*TEXT SEGMENT:*
--------------------------------------------------

The P89V51RD2 is a 80C51 microcontroller with 64 kB Flash and 1024 bytes of data RAM. A key feature of the P89V51RD2 is its X2 mode option. The design engineer can choose to run the application with the conventional 80C51 clock rate (12 clocks per machine cycle) or select the X2 mode (6 clocks per machine cycle) to achieve twice the throughput at the same clock frequency. Another way to benefit from this feature is to keep the same performance by reducing the clock frequency by half, thus dramatically reducing the EMI.

The Flash program memory supports both parallel programming and in serial In-System Programming (ISP). Parallel programming mode offers gang-programming at high speed, reducing programming costs and time to market. ISP allows a device to be reprogrammed in the end product under software control. The capability to field/update the application firmware makes a wide range of applications possible.

The P89V51RD2 is also In-Application Programmable (IAP), allowing the Flash program memory to be reconfigured even while the application is running.

Features

• 80C51 Central Processing Unit


• 5 V Operating voltage from 0 MHz to 40 MHz


• 64 kB of on-chip Flash user code memory with ISP (In-System Programming) and IAP (In-Application Programming)


• Supports 12-clock (default) or 6-clock mode selection via software or ISP


• SPI (Serial Peripheral Interface) and enhanced UART


• PCA (Programmable Counter Array) with PWM and Capture/Compare functions


• Four 8-bit I/O ports with three high-current Port 1 pins (16 mA each)


• Three 16-bit timers/counters


• Programmable watchdog timer


• Eight interrupt sources with four priority levels


• Second DPTR register


• Low EMI mode (ALE inhibit)


• TTL- and CMOS-compatible logic levels


• Brown-out detection


• Low power modes
  
  o Power-down mode with external interrupt wake-up
  
  o Idle mode


• DIP40 packages

This page is an installation guide for someone who are interested in developing 8051 microcontrllor with C-language. All of tools I selected are freeware or opensource with no limitation of number of lines of your code.

Contents

1. Installing MIDE-51, Editor for 8051


2. Installing SDCC, C Compiler for 8051


3. Installing ASEM-51, Assembler for 8051


4. Installing JSIM-51, Simulator for 8051


5. Installing FlashMagic, ISP for Philips MPU


6. Configuration


7. Test

1. Installing MIDE-51
MIDE-51 is freeware Integrated Development Environment (IDE) for MCS-51 microcontroller. The full package already comes with:

Assembler : ASEM-51 by W.W.Heinz (v1.3)

--------------------------------------------------

*WRITTEN REQUEST 1:* Can you extract, word for word, the listing lines starting at its first line and ending at the line that contains "171, 275, 185]", with both of those lines included?
The listing has no connection to the P89V51RD2 page above it.

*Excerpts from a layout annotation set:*
--------------------------------------------------

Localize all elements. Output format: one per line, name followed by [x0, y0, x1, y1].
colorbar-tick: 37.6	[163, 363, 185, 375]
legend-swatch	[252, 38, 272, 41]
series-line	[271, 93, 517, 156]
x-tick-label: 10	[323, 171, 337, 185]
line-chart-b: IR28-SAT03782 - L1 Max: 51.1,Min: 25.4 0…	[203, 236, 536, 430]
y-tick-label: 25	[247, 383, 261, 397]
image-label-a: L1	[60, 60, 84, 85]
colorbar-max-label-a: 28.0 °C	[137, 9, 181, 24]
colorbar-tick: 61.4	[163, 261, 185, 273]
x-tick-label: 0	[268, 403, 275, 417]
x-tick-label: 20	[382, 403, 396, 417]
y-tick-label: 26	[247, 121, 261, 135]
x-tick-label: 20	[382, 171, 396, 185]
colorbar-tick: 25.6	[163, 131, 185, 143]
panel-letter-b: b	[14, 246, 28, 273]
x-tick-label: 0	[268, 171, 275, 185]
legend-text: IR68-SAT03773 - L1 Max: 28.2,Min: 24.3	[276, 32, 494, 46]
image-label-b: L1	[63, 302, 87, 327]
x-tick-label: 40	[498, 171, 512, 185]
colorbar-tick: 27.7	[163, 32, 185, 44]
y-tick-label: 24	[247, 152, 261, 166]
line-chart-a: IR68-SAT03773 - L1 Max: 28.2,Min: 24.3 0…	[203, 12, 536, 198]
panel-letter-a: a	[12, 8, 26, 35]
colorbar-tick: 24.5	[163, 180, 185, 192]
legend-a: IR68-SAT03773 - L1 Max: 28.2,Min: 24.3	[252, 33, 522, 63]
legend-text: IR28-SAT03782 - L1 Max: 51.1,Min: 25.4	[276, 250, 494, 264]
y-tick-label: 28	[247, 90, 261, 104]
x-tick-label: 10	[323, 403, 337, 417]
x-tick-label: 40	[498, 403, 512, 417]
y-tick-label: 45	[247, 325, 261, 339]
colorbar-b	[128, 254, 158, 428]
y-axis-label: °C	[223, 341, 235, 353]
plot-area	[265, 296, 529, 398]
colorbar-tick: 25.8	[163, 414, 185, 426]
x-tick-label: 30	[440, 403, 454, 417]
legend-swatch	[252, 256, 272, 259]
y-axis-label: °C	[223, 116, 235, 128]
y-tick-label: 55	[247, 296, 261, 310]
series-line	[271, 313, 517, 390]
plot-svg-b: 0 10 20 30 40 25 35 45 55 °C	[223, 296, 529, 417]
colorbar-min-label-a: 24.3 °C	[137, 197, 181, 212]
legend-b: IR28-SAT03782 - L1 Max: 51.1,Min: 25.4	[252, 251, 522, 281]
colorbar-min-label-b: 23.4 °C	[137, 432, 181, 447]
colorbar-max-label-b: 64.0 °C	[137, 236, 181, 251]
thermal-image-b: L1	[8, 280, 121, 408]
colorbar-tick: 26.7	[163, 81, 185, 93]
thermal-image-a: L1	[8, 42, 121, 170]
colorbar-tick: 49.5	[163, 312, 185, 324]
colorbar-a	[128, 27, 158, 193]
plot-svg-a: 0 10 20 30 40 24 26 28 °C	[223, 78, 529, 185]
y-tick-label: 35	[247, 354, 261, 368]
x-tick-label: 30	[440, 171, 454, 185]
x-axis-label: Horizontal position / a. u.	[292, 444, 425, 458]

--------------------------------------------------

*WRITTEN REQUEST 2:*
Do these statements agree with the P89V51RD2 page? Answer each with yes or no and quote the deciding words from the page.
(a) The P89V51RD2 has 1024 bytes of data RAM.
(b) The 6-clock mode is the default.
(c) The P89V51RD2 has two 16-bit timers/counters.

*FINAL RESULT 1:*
Localize all elements. Output format: one per line, name followed by [x0, y0, x1, y1].
colorbar-tick: 37.6	[163, 363, 185, 375]
legend-swatch	[252, 38, 272, 41]
series-line	[271, 93, 517, 156]
x-tick-label: 10	[323, 171, 337, 185]
line-chart-b: IR28-SAT03782 - L1 Max: 51.1,Min: 25.4 0…	[203, 236, 536, 430]
y-tick-label: 25	[247, 383, 261, 397]
image-label-a: L1	[60, 60, 84, 85]
colorbar-max-label-a: 28.0 °C	[137, 9, 181, 24]
colorbar-tick: 61.4	[163, 261, 185, 273]
x-tick-label: 0	[268, 403, 275, 417]
x-tick-label: 20	[382, 403, 396, 417]
y-tick-label: 26	[247, 121, 261, 135]
x-tick-label: 20	[382, 171, 396, 185]
colorbar-tick: 25.6	[163, 131, 185, 143]
panel-letter-b: b	[14, 246, 28, 273]
x-tick-label: 0	[268, 171, 275, 185]

*FINAL RESULT 2:*
(a) Yes: "64 kB Flash and 1024 bytes of data RAM"
(b) No: "Supports 12-clock (default) or 6-clock mode selection via software or ISP"
(c) No: "Three 16-bit timers/counters"